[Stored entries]
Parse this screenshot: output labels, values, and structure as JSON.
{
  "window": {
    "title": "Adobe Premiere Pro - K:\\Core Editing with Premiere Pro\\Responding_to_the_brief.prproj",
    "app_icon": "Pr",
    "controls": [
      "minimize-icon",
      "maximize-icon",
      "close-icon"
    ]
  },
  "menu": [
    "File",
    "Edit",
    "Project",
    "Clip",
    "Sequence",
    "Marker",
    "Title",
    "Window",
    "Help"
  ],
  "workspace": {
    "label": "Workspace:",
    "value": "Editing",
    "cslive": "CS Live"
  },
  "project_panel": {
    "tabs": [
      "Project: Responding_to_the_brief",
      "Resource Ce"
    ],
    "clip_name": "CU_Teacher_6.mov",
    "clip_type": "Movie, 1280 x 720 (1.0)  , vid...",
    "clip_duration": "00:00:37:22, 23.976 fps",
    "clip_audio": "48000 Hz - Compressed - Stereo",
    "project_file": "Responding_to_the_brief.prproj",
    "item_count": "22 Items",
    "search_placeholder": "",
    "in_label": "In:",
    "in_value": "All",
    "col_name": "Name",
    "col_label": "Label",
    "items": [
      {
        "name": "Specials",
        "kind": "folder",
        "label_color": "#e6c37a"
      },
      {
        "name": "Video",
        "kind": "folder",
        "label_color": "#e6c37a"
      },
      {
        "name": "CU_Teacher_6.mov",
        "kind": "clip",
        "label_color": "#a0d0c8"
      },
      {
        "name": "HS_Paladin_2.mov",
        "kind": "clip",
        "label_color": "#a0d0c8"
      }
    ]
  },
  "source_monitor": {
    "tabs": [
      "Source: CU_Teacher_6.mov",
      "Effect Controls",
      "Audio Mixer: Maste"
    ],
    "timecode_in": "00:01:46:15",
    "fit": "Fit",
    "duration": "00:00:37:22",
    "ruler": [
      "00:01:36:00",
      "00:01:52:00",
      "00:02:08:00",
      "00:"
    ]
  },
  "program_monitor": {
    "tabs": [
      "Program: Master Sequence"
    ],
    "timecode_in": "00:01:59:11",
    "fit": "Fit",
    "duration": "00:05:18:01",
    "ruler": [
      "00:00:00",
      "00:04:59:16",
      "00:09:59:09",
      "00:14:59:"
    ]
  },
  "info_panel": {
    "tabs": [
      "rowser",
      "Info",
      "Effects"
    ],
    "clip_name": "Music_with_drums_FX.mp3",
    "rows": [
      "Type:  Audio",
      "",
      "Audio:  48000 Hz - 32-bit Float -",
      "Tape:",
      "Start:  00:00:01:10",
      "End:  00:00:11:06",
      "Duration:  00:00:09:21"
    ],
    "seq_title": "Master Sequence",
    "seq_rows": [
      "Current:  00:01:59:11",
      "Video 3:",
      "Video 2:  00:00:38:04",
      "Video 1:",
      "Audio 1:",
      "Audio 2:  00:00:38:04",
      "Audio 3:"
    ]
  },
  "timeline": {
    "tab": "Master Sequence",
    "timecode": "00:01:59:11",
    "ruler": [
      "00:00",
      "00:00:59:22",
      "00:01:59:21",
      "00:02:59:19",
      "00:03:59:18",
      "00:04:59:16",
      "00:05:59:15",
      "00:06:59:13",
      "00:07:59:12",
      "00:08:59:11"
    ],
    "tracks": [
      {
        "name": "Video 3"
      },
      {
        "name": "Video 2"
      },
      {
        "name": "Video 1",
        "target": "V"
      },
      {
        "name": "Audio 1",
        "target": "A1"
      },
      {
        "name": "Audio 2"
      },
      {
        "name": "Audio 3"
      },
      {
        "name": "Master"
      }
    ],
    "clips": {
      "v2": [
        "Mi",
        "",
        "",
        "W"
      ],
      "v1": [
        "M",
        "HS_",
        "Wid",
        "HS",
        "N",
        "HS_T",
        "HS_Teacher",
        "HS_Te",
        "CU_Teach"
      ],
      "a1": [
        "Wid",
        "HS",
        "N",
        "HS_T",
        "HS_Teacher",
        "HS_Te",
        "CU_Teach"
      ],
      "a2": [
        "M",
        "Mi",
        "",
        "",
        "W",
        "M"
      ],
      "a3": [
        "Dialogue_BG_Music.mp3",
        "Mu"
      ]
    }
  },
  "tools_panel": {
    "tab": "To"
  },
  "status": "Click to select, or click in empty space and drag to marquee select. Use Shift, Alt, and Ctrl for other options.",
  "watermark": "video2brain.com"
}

### Task directions
Output every line above without altering anything.

### Completed task
Parse this screenshot: output labels, values, and structure as JSON.
{
  "window": {
    "title": "Adobe Premiere Pro - K:\\Core Editing with Premiere Pro\\Responding_to_the_brief.prproj",
    "app_icon": "Pr",
    "controls": [
      "minimize-icon",
      "maximize-icon",
      "close-icon"
    ]
  },
  "menu": [
    "File",
    "Edit",
    "Project",
    "Clip",
    "Sequence",
    "Marker",
    "Title",
    "Window",
    "Help"
  ],
  "workspace": {
    "label": "Workspace:",
    "value": "Editing",
    "cslive": "CS Live"
  },
  "project_panel": {
    "tabs": [
      "Project: Responding_to_the_brief",
      "Resource Ce"
    ],
    "clip_name": "CU_Teacher_6.mov",
    "clip_type": "Movie, 1280 x 720 (1.0)  , vid...",
    "clip_duration": "00:00:37:22, 23.976 fps",
    "clip_audio": "48000 Hz - Compressed - Stereo",
    "project_file": "Responding_to_the_brief.prproj",
    "item_count": "22 Items",
    "search_placeholder": "",
    "in_label": "In:",
    "in_value": "All",
    "col_name": "Name",
    "col_label": "Label",
    "items": [
      {
        "name": "Specials",
        "kind": "folder",
        "label_color": "#e6c37a"
      },
      {
        "name": "Video",
        "kind": "folder",
        "label_color": "#e6c37a"
      },
      {
        "name": "CU_Teacher_6.mov",
        "kind": "clip",
        "label_color": "#a0d0c8"
      },
      {
        "name": "HS_Paladin_2.mov",
        "kind": "clip",
        "label_color": "#a0d0c8"
      }
    ]
  },
  "source_monitor": {
    "tabs": [
      "Source: CU_Teacher_6.mov",
      "Effect Controls",
      "Audio Mixer: Maste"
    ],
    "timecode_in": "00:01:46:15",
    "fit": "Fit",
    "duration": "00:00:37:22",
    "ruler": [
      "00:01:36:00",
      "00:01:52:00",
      "00:02:08:00",
      "00:"
    ]
  },
  "program_monitor": {
    "tabs": [
      "Program: Master Sequence"
    ],
    "timecode_in": "00:01:59:11",
    "fit": "Fit",
    "duration": "00:05:18:01",
    "ruler": [
      "00:00:00",
      "00:04:59:16",
      "00:09:59:09",
      "00:14:59:"
    ]
  },
  "info_panel": {
    "tabs": [
      "rowser",
      "Info",
      "Effects"
    ],
    "clip_name": "Music_with_drums_FX.mp3",
    "rows": [
      "Type:  Audio",
      "",
      "Audio:  48000 Hz - 32-bit Float -",
      "Tape:",
      "Start:  00:00:01:10",
      "End:  00:00:11:06",
      "Duration:  00:00:09:21"
    ],
    "seq_title": "Master Sequence",
    "seq_rows": [
      "Current:  00:01:59:11",
      "Video 3:",
      "Video 2:  00:00:38:04",
      "Video 1:",
      "Audio 1:",
      "Audio 2:  00:00:38:04",
      "Audio 3:"
    ]
  },
  "timeline": {
    "tab": "Master Sequence",
    "timecode": "00:01:59:11",
    "ruler": [
      "00:00",
      "00:00:59:22",
      "00:01:59:21",
      "00:02:59:19",
      "00:03:59:18",
      "00:04:59:16",
      "00:05:59:15",
      "00:06:59:13",
      "00:07:59:12",
      "00:08:59:11"
    ],
    "tracks": [
      {
        "name": "Video 3"
      },
      {
        "name": "Video 2"
      },
      {
        "name": "Video 1",
        "target": "V"
      },
      {
        "name": "Audio 1",
        "target": "A1"
      },
      {
        "name": "Audio 2"
      },
      {
        "name": "Audio 3"
      },
      {
        "name": "Master"
      }
    ],
    "clips": {
      "v2": [
        "Mi",
        "",
        "",
        "W"
      ],
      "v1": [
        "M",
        "HS_",
        "Wid",
        "HS",
        "N",
        "HS_T",
        "HS_Teacher",
        "HS_Te",
        "CU_Teach"
      ],
      "a1": [
        "Wid",
        "HS",
        "N",
        "HS_T",
        "HS_Teacher",
        "HS_Te",
        "CU_Teach"
      ],
      "a2": [
        "M",
        "Mi",
        "",
        "",
        "W",
        "M"
      ],
      "a3": [
        "Dialogue_BG_Music.mp3",
        "Mu"
      ]
    }
  },
  "tools_panel": {
    "tab": "To"
  },
  "status": "Click to select, or click in empty space and drag to marquee select. Use Shift, Alt, and Ctrl for other options.",
  "watermark": "video2brain.com"
}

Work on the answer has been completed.